WHAT THE TASK ASKS:
Change every "x-tick-label" in the data below to "x-axis-tick", keeping the rest of each line as it stands.

[Begin SOURCE DATA]

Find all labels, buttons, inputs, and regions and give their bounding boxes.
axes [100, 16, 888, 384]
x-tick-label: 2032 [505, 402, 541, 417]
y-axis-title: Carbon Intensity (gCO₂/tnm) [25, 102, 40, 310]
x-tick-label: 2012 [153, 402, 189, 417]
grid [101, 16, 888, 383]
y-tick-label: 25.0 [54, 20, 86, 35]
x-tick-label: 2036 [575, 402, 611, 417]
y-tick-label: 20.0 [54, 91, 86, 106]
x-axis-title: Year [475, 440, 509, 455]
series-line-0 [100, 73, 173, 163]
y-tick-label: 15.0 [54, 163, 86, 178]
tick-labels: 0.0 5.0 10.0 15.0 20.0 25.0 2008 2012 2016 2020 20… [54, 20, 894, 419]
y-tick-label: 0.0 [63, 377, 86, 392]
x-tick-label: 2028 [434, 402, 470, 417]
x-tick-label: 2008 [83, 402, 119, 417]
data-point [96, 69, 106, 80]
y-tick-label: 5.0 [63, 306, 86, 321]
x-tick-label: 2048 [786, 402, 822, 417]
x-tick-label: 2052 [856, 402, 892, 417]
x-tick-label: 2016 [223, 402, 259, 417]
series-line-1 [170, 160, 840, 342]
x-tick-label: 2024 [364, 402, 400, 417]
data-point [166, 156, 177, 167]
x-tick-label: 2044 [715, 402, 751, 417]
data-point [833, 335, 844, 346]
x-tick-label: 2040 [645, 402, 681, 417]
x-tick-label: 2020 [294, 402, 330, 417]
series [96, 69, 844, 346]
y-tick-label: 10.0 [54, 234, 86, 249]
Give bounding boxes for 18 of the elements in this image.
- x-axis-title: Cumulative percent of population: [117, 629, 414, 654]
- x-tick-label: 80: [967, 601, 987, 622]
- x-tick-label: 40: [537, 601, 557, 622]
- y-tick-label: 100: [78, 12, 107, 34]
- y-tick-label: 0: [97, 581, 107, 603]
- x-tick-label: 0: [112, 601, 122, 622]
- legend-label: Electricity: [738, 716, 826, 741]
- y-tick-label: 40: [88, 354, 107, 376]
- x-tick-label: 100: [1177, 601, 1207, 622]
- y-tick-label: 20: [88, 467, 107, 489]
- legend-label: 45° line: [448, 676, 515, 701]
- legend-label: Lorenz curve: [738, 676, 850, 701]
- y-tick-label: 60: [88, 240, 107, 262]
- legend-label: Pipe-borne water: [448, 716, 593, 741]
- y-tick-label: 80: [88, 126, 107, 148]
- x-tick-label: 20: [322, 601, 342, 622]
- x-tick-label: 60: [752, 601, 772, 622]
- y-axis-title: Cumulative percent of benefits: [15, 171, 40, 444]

[End SOURCE DATA]

COMPLETED TASK:
Find all labels, buttons, inputs, and regions and give their bounding boxes.
axes [100, 16, 888, 384]
x-axis-tick: 2032 [505, 402, 541, 417]
y-axis-title: Carbon Intensity (gCO₂/tnm) [25, 102, 40, 310]
x-axis-tick: 2012 [153, 402, 189, 417]
grid [101, 16, 888, 383]
y-tick-label: 25.0 [54, 20, 86, 35]
x-axis-tick: 2036 [575, 402, 611, 417]
y-tick-label: 20.0 [54, 91, 86, 106]
x-axis-title: Year [475, 440, 509, 455]
series-line-0 [100, 73, 173, 163]
y-tick-label: 15.0 [54, 163, 86, 178]
tick-labels: 0.0 5.0 10.0 15.0 20.0 25.0 2008 2012 2016 2020 20… [54, 20, 894, 419]
y-tick-label: 0.0 [63, 377, 86, 392]
x-axis-tick: 2028 [434, 402, 470, 417]
x-axis-tick: 2008 [83, 402, 119, 417]
data-point [96, 69, 106, 80]
y-tick-label: 5.0 [63, 306, 86, 321]
x-axis-tick: 2048 [786, 402, 822, 417]
x-axis-tick: 2052 [856, 402, 892, 417]
x-axis-tick: 2016 [223, 402, 259, 417]
series-line-1 [170, 160, 840, 342]
x-axis-tick: 2024 [364, 402, 400, 417]
data-point [166, 156, 177, 167]
x-axis-tick: 2044 [715, 402, 751, 417]
data-point [833, 335, 844, 346]
x-axis-tick: 2040 [645, 402, 681, 417]
x-axis-tick: 2020 [294, 402, 330, 417]
series [96, 69, 844, 346]
y-tick-label: 10.0 [54, 234, 86, 249]
Give bounding boxes for 18 of the elements in this image.
- x-axis-title: Cumulative percent of population: [117, 629, 414, 654]
- x-axis-tick: 80: [967, 601, 987, 622]
- x-axis-tick: 40: [537, 601, 557, 622]
- y-tick-label: 100: [78, 12, 107, 34]
- y-tick-label: 0: [97, 581, 107, 603]
- x-axis-tick: 0: [112, 601, 122, 622]
- legend-label: Electricity: [738, 716, 826, 741]
- y-tick-label: 40: [88, 354, 107, 376]
- x-axis-tick: 100: [1177, 601, 1207, 622]
- y-tick-label: 20: [88, 467, 107, 489]
- legend-label: 45° line: [448, 676, 515, 701]
- legend-label: Lorenz curve: [738, 676, 850, 701]
- y-tick-label: 60: [88, 240, 107, 262]
- legend-label: Pipe-borne water: [448, 716, 593, 741]
- y-tick-label: 80: [88, 126, 107, 148]
- x-axis-tick: 20: [322, 601, 342, 622]
- x-axis-tick: 60: [752, 601, 772, 622]
- y-axis-title: Cumulative percent of benefits: [15, 171, 40, 444]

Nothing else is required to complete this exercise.